* **EXERCISE BRIEF**
How many of the lines below hold the word "this"? Answer only with the number.

* **INPUT ROWS**
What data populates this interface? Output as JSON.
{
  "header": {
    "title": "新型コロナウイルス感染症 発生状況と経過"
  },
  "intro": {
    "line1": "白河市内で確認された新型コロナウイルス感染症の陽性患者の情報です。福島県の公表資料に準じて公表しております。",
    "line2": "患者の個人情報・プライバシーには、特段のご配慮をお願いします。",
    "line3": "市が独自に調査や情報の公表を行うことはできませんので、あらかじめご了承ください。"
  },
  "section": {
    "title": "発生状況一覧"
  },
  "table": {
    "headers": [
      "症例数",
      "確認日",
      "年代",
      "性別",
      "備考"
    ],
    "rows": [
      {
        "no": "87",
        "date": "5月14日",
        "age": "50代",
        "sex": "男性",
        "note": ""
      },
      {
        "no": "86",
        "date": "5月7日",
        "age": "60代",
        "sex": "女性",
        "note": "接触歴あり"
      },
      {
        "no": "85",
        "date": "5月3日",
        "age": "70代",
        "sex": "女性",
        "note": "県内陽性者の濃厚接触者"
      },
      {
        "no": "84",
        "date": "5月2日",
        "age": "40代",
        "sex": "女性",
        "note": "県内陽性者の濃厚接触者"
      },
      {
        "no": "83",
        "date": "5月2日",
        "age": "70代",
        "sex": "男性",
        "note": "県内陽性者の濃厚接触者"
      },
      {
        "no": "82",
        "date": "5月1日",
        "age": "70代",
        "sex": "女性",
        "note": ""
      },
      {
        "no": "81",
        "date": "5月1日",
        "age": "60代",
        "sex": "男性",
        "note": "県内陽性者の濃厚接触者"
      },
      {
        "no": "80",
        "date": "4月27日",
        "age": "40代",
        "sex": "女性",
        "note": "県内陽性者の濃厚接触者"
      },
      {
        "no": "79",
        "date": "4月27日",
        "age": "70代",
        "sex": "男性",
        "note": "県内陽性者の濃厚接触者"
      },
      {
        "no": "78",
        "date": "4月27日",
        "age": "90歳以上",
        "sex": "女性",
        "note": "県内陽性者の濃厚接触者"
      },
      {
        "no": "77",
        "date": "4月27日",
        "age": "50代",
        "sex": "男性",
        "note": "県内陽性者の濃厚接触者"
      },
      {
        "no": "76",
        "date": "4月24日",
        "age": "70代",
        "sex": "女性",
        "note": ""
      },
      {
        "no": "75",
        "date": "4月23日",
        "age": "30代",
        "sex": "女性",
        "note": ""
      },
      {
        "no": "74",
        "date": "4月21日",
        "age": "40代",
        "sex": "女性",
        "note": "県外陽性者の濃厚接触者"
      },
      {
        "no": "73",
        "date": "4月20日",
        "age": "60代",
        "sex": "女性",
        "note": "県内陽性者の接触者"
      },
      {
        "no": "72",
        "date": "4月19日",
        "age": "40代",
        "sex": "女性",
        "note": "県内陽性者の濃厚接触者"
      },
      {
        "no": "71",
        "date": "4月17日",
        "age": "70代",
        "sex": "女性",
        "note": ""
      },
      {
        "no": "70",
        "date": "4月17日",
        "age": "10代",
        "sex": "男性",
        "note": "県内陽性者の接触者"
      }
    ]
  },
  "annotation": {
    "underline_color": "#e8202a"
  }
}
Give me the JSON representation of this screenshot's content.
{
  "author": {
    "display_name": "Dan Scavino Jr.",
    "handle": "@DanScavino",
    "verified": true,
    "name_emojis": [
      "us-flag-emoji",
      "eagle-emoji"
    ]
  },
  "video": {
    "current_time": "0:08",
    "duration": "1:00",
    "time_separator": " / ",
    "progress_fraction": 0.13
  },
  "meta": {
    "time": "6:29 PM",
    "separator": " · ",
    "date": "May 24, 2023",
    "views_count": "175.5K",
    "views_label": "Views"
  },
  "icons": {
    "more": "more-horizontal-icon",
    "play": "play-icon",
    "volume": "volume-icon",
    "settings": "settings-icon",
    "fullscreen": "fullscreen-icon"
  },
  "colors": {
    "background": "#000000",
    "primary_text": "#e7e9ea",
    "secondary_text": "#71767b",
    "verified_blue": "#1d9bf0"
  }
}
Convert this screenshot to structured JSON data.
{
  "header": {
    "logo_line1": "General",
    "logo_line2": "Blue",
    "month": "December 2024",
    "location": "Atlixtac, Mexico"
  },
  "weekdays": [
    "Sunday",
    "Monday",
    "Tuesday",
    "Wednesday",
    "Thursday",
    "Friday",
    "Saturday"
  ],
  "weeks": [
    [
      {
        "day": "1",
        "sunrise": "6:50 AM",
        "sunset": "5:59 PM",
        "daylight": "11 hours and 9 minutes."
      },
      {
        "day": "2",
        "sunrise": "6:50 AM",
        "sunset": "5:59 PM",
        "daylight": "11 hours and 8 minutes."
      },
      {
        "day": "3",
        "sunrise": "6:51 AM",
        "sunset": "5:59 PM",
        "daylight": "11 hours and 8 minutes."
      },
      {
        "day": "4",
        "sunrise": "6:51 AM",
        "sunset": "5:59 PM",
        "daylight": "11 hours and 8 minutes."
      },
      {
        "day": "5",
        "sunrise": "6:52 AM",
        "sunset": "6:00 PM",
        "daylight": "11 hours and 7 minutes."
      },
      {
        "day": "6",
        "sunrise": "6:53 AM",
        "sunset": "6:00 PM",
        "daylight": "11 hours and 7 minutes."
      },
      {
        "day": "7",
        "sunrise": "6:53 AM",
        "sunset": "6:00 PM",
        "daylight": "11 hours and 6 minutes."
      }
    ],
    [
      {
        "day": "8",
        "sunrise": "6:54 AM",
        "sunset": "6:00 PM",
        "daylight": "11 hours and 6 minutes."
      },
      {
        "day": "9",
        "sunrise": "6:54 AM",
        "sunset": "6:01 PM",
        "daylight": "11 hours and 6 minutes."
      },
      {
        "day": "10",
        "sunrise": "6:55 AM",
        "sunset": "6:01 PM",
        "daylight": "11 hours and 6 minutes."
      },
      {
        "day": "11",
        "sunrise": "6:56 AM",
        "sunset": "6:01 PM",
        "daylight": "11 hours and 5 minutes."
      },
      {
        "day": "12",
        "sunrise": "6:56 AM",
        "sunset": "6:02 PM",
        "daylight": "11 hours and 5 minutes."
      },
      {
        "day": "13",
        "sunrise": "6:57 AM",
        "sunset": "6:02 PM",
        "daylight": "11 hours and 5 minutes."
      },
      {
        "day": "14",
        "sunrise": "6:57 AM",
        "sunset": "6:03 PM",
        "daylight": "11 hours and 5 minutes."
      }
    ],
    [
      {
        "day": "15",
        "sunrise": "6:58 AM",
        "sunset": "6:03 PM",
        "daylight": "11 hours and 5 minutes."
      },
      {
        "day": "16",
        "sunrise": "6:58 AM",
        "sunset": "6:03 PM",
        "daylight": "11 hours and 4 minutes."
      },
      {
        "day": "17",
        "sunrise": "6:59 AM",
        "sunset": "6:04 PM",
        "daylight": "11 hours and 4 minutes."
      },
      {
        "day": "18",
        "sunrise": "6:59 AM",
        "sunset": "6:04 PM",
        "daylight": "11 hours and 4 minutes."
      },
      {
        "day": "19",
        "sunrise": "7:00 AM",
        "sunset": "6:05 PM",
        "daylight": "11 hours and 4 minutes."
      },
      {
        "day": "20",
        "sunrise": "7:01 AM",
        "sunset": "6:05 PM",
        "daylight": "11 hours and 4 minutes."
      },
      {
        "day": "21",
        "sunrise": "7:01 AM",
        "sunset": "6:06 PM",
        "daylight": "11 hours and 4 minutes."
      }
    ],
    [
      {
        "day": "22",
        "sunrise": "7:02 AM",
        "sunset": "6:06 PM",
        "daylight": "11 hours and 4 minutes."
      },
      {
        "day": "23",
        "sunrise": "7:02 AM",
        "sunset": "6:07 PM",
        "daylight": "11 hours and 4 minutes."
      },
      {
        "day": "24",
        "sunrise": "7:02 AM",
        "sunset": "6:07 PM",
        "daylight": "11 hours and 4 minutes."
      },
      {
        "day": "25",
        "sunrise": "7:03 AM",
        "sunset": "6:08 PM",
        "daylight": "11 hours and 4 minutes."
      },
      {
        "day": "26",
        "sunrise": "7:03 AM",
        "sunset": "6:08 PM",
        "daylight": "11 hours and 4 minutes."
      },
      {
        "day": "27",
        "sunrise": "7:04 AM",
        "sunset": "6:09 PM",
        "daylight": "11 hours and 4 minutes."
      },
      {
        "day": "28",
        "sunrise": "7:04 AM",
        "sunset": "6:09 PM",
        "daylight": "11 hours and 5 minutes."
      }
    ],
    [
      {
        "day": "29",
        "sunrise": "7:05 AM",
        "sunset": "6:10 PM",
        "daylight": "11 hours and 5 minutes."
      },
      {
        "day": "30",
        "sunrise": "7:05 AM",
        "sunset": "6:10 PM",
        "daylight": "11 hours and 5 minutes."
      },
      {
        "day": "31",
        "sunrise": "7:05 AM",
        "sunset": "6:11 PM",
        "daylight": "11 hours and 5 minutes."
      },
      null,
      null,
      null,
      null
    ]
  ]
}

* **FINAL RESULT**
3